** Opening Available data block **
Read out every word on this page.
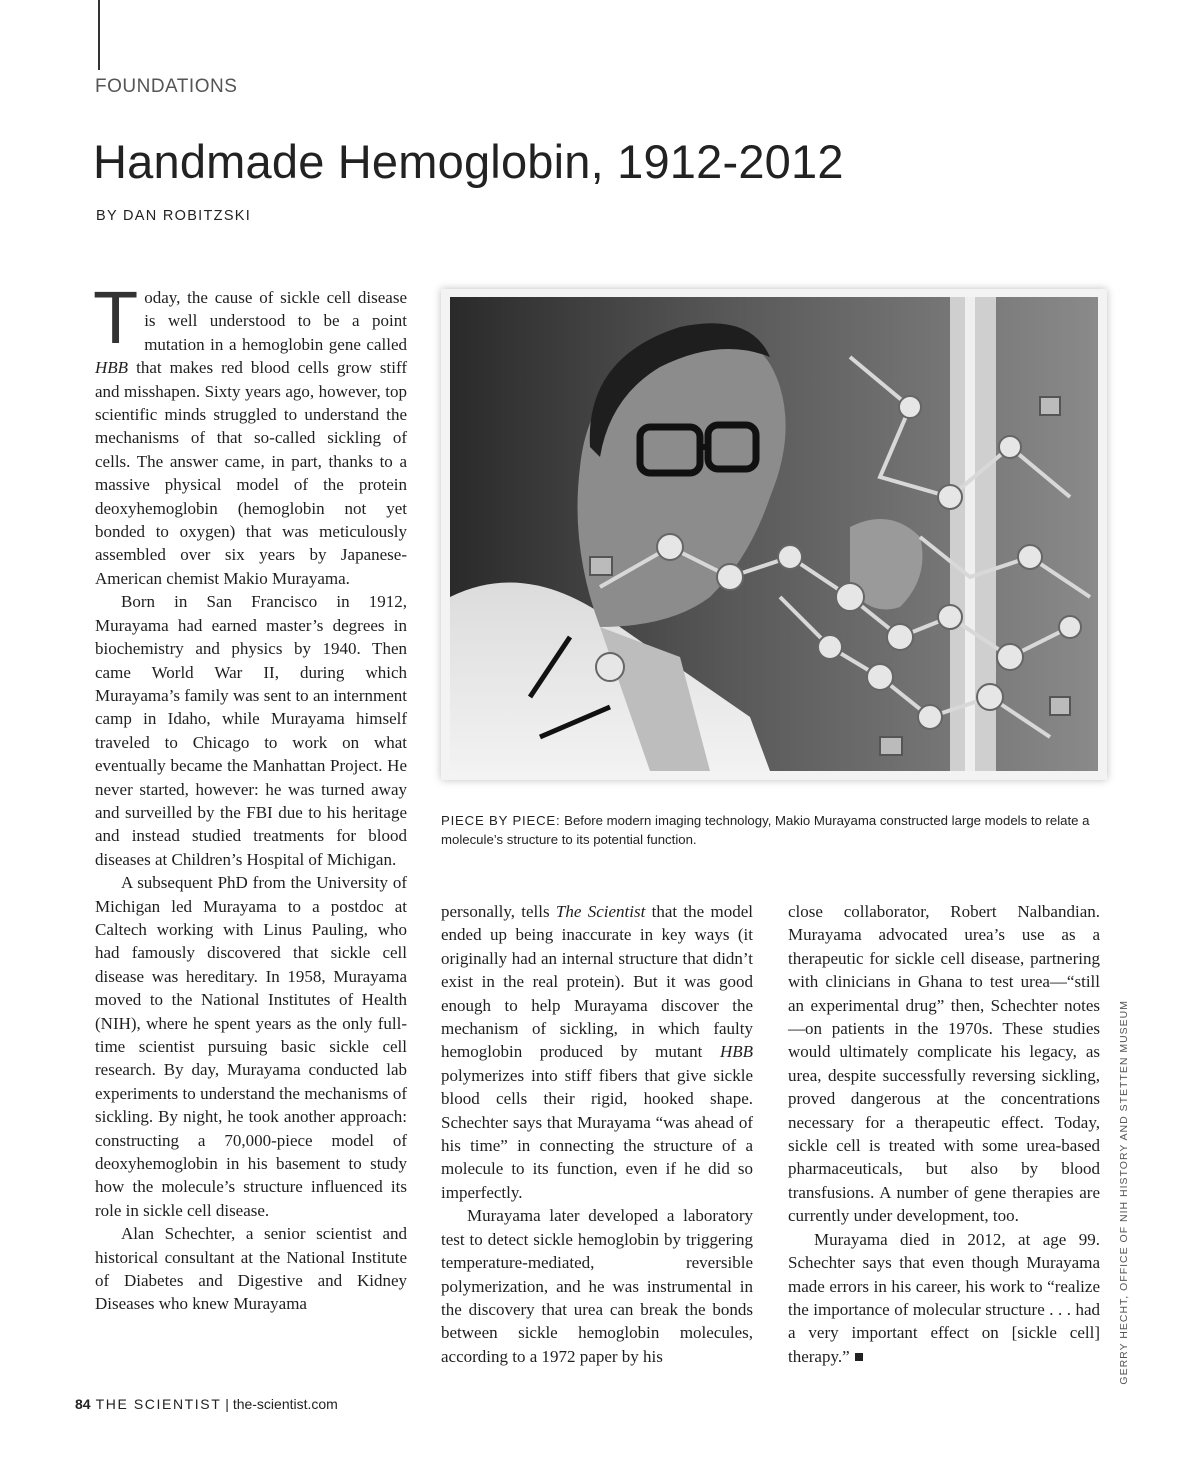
FOUNDATIONS
Handmade Hemoglobin, 1912-2012
BY DAN ROBITZSKI

Today, the cause of sickle cell disease is well understood to be a point mutation in a hemoglobin gene called HBB that makes red blood cells grow stiff and misshapen. Sixty years ago, however, top scientific minds struggled to understand the mechanisms of that so-called sickling of cells. The answer came, in part, thanks to a massive physical model of the protein deoxyhemoglobin (hemoglobin not yet bonded to oxygen) that was meticulously assembled over six years by Japanese-American chemist Makio Murayama.

Born in San Francisco in 1912, Murayama had earned master’s degrees in biochemistry and physics by 1940. Then came World War II, during which Murayama’s family was sent to an internment camp in Idaho, while Murayama himself traveled to Chicago to work on what eventually became the Manhattan Project. He never started, however: he was turned away and surveilled by the FBI due to his heritage and instead studied treatments for blood diseases at Children’s Hospital of Michigan.

A subsequent PhD from the University of Michigan led Murayama to a postdoc at Caltech working with Linus Pauling, who had famously discovered that sickle cell disease was hereditary. In 1958, Murayama moved to the National Institutes of Health (NIH), where he spent years as the only full-time scientist pursuing basic sickle cell research. By day, Murayama conducted lab experiments to understand the mechanisms of sickling. By night, he took another approach: constructing a 70,000-piece model of deoxyhemoglobin in his basement to study how the molecule’s structure influenced its role in sickle cell disease.

Alan Schechter, a senior scientist and historical consultant at the National Institute of Diabetes and Digestive and Kidney Diseases who knew Murayama

PIECE BY PIECE: Before modern imaging technology, Makio Murayama constructed large models to relate a molecule’s structure to its potential function.
GERRY HECHT, OFFICE OF NIH HISTORY AND STETTEN MUSEUM

personally, tells The Scientist that the model ended up being inaccurate in key ways (it originally had an internal structure that didn’t exist in the real protein). But it was good enough to help Murayama discover the mechanism of sickling, in which faulty hemoglobin produced by mutant HBB polymerizes into stiff fibers that give sickle blood cells their rigid, hooked shape. Schechter says that Murayama “was ahead of his time” in connecting the structure of a molecule to its function, even if he did so imperfectly.

Murayama later developed a laboratory test to detect sickle hemoglobin by triggering temperature-mediated, reversible polymerization, and he was instrumental in the discovery that urea can break the bonds between sickle hemoglobin molecules, according to a 1972 paper by his

close collaborator, Robert Nalbandian. Murayama advocated urea’s use as a therapeutic for sickle cell disease, partnering with clinicians in Ghana to test urea—“still an experimental drug” then, Schechter notes—on patients in the 1970s. These studies would ultimately complicate his legacy, as urea, despite successfully reversing sickling, proved dangerous at the concentrations necessary for a therapeutic effect. Today, sickle cell is treated with some urea-based pharmaceuticals, but also by blood transfusions. A number of gene therapies are currently under development, too.

Murayama died in 2012, at age 99. Schechter says that even though Murayama made errors in his career, his work to “realize the importance of molecular structure . . . had a very important effect on [sickle cell] therapy.”

84 THE SCIENTIST | the-scientist.com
** Closing Available data block **
▶ _The task_: Print every entry word for word; omit the pictures.

▶ _Exercise solution_:
Read out every word on this page.
FOUNDATIONS
Handmade Hemoglobin, 1912-2012
BY DAN ROBITZSKI

Today, the cause of sickle cell disease is well understood to be a point mutation in a hemoglobin gene called HBB that makes red blood cells grow stiff and misshapen. Sixty years ago, however, top scientific minds struggled to understand the mechanisms of that so-called sickling of cells. The answer came, in part, thanks to a massive physical model of the protein deoxyhemoglobin (hemoglobin not yet bonded to oxygen) that was meticulously assembled over six years by Japanese-American chemist Makio Murayama.

Born in San Francisco in 1912, Murayama had earned master’s degrees in biochemistry and physics by 1940. Then came World War II, during which Murayama’s family was sent to an internment camp in Idaho, while Murayama himself traveled to Chicago to work on what eventually became the Manhattan Project. He never started, however: he was turned away and surveilled by the FBI due to his heritage and instead studied treatments for blood diseases at Children’s Hospital of Michigan.

A subsequent PhD from the University of Michigan led Murayama to a postdoc at Caltech working with Linus Pauling, who had famously discovered that sickle cell disease was hereditary. In 1958, Murayama moved to the National Institutes of Health (NIH), where he spent years as the only full-time scientist pursuing basic sickle cell research. By day, Murayama conducted lab experiments to understand the mechanisms of sickling. By night, he took another approach: constructing a 70,000-piece model of deoxyhemoglobin in his basement to study how the molecule’s structure influenced its role in sickle cell disease.

Alan Schechter, a senior scientist and historical consultant at the National Institute of Diabetes and Digestive and Kidney Diseases who knew Murayama

PIECE BY PIECE: Before modern imaging technology, Makio Murayama constructed large models to relate a molecule’s structure to its potential function.
GERRY HECHT, OFFICE OF NIH HISTORY AND STETTEN MUSEUM

personally, tells The Scientist that the model ended up being inaccurate in key ways (it originally had an internal structure that didn’t exist in the real protein). But it was good enough to help Murayama discover the mechanism of sickling, in which faulty hemoglobin produced by mutant HBB polymerizes into stiff fibers that give sickle blood cells their rigid, hooked shape. Schechter says that Murayama “was ahead of his time” in connecting the structure of a molecule to its function, even if he did so imperfectly.

Murayama later developed a laboratory test to detect sickle hemoglobin by triggering temperature-mediated, reversible polymerization, and he was instrumental in the discovery that urea can break the bonds between sickle hemoglobin molecules, according to a 1972 paper by his

close collaborator, Robert Nalbandian. Murayama advocated urea’s use as a therapeutic for sickle cell disease, partnering with clinicians in Ghana to test urea—“still an experimental drug” then, Schechter notes—on patients in the 1970s. These studies would ultimately complicate his legacy, as urea, despite successfully reversing sickling, proved dangerous at the concentrations necessary for a therapeutic effect. Today, sickle cell is treated with some urea-based pharmaceuticals, but also by blood transfusions. A number of gene therapies are currently under development, too.

Murayama died in 2012, at age 99. Schechter says that even though Murayama made errors in his career, his work to “realize the importance of molecular structure . . . had a very important effect on [sickle cell] therapy.”

84 THE SCIENTIST | the-scientist.com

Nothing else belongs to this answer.